### PROBLEM DESCRIPTION
Where a line holds "menú", copy it.

Stored dataset items:
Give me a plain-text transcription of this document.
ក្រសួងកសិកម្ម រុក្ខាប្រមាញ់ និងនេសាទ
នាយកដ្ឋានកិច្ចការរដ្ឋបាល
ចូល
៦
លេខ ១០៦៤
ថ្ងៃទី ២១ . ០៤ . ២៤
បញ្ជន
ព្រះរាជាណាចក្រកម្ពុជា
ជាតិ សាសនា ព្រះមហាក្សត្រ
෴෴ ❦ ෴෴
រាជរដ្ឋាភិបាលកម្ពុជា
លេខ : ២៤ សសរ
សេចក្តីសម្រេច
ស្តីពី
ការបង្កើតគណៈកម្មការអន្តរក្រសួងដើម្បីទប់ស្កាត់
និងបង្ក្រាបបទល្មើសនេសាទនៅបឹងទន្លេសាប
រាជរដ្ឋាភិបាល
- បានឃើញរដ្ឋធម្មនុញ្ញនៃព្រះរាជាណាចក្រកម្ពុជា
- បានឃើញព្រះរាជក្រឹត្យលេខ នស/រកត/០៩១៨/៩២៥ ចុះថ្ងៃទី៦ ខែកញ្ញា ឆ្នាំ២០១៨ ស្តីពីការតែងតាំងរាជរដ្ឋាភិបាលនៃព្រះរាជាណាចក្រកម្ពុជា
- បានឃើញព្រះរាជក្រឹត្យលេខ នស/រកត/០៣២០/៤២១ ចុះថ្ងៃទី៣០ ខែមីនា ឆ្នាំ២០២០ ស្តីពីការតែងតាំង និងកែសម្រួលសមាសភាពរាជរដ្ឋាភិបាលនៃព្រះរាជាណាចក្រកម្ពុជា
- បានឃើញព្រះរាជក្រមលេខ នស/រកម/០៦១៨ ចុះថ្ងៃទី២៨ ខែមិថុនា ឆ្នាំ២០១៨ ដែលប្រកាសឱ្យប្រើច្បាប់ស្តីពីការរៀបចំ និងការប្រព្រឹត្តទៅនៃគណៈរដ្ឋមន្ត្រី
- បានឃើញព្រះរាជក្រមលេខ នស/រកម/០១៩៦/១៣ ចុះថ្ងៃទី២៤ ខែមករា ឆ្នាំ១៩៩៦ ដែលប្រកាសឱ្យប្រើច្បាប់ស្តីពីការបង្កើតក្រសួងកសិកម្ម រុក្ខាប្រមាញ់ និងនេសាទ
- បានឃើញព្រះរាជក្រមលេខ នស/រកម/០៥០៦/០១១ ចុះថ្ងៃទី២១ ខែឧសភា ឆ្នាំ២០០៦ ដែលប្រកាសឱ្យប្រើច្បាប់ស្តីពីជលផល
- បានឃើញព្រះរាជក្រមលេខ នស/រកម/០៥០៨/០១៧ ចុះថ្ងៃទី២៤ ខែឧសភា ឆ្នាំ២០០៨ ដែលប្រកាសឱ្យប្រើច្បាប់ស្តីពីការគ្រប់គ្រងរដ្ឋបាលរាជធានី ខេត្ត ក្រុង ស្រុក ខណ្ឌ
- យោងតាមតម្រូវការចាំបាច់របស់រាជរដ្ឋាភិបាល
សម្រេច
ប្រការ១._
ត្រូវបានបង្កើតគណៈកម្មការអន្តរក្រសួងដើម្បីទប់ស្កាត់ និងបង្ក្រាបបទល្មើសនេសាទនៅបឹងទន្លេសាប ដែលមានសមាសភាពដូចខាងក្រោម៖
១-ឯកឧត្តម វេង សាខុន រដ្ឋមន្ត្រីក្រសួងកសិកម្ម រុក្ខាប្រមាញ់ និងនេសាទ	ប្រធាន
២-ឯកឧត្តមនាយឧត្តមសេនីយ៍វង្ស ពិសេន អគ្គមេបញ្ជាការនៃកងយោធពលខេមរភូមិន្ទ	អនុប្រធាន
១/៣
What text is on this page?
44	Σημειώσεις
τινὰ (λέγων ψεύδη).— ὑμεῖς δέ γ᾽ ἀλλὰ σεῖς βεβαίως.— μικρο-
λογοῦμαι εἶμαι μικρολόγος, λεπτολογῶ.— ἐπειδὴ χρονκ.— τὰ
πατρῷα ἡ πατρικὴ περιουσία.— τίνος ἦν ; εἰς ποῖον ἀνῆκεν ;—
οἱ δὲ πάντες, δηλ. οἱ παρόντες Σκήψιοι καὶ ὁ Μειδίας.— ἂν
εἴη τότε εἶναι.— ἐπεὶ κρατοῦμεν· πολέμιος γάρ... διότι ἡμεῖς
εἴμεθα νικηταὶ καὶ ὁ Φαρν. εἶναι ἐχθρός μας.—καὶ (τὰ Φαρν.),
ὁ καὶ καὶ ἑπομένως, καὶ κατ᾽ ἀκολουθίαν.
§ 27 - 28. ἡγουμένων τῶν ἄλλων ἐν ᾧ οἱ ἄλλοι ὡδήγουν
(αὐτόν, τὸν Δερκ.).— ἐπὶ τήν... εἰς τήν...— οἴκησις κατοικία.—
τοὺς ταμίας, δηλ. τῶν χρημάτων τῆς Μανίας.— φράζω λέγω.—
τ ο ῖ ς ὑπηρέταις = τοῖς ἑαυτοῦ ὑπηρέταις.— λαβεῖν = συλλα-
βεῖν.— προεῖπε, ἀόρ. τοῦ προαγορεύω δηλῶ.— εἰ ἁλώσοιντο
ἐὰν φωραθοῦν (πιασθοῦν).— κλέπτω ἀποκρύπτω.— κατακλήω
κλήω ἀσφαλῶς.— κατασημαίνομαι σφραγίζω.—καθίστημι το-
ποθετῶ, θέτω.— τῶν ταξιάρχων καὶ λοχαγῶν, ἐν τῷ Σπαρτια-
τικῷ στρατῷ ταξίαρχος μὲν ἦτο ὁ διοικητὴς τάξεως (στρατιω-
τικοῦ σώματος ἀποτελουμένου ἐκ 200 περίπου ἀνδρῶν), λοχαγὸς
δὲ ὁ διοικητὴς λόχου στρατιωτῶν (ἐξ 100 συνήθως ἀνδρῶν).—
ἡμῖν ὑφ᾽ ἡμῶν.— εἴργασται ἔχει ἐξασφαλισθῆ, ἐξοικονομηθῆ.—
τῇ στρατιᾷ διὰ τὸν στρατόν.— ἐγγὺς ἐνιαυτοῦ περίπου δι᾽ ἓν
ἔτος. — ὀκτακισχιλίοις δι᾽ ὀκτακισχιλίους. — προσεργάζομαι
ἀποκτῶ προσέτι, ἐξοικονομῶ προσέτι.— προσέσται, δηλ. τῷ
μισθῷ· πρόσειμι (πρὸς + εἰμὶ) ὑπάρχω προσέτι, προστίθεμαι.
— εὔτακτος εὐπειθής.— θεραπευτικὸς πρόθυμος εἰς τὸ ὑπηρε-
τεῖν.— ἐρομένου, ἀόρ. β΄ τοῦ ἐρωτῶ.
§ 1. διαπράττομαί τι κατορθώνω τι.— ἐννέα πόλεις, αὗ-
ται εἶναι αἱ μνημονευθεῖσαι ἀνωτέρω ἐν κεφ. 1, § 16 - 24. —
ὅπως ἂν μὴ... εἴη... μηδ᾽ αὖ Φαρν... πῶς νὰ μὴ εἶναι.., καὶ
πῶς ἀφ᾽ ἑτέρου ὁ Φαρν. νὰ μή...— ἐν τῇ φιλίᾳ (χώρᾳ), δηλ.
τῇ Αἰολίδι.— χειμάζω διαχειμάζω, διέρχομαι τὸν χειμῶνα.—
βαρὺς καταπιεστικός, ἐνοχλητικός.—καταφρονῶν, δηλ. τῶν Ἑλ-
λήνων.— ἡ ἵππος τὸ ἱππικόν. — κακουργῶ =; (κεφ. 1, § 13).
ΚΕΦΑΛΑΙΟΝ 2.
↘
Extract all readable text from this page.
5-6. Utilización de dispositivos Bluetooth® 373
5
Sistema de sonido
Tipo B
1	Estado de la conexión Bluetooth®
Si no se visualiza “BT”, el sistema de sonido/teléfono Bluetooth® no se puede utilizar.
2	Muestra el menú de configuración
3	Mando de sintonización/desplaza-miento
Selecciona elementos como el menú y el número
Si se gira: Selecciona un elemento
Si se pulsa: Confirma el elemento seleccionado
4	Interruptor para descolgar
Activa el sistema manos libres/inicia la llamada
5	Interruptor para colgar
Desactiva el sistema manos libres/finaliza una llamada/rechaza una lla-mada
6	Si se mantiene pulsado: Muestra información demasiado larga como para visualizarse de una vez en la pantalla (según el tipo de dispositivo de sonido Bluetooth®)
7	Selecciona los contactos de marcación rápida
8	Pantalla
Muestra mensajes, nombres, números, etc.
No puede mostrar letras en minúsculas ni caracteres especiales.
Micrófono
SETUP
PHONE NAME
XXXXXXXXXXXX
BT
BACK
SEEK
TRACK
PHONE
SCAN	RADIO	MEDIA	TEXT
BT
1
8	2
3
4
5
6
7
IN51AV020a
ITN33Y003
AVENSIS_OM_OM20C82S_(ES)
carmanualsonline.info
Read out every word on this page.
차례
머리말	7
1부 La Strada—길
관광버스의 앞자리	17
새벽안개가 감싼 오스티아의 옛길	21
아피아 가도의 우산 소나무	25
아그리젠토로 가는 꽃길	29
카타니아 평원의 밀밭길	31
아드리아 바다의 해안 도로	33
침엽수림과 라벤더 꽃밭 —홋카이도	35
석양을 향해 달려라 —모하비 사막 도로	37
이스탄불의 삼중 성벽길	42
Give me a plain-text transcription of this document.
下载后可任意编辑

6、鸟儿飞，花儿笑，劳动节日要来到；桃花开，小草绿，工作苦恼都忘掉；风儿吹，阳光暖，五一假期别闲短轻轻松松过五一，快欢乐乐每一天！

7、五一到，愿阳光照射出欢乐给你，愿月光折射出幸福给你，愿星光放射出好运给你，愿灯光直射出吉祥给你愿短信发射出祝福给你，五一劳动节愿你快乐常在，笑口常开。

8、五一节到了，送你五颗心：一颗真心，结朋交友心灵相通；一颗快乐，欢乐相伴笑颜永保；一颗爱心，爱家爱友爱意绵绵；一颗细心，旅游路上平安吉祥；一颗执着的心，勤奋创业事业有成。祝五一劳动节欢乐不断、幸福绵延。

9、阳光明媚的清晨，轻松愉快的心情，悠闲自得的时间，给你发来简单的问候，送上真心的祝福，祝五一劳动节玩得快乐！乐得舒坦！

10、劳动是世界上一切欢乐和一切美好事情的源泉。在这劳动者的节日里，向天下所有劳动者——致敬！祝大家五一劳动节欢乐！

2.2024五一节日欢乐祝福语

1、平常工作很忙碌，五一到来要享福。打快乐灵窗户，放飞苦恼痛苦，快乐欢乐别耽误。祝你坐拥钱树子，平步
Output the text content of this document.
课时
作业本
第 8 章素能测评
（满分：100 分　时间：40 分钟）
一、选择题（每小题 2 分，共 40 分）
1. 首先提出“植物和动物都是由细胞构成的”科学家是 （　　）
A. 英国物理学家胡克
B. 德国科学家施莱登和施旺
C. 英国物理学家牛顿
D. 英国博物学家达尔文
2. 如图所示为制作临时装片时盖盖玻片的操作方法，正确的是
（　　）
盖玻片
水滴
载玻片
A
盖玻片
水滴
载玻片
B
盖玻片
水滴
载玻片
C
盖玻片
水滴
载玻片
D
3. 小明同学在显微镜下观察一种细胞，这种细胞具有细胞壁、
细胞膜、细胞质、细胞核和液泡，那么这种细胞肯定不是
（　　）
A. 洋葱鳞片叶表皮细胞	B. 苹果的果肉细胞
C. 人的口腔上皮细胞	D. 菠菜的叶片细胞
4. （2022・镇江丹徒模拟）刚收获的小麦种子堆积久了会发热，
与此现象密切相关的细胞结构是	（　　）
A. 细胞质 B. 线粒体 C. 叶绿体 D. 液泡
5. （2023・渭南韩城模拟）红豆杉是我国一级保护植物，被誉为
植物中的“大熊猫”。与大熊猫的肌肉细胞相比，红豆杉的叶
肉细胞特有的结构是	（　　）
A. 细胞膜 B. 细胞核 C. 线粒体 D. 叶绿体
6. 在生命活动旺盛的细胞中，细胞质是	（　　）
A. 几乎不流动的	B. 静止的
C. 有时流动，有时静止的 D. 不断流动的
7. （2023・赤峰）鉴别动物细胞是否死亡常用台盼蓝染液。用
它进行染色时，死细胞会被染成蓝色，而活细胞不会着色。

### RESULT OF THIS TASK
2	Muestra el menú de configuración
Selecciona elementos como el menú y el número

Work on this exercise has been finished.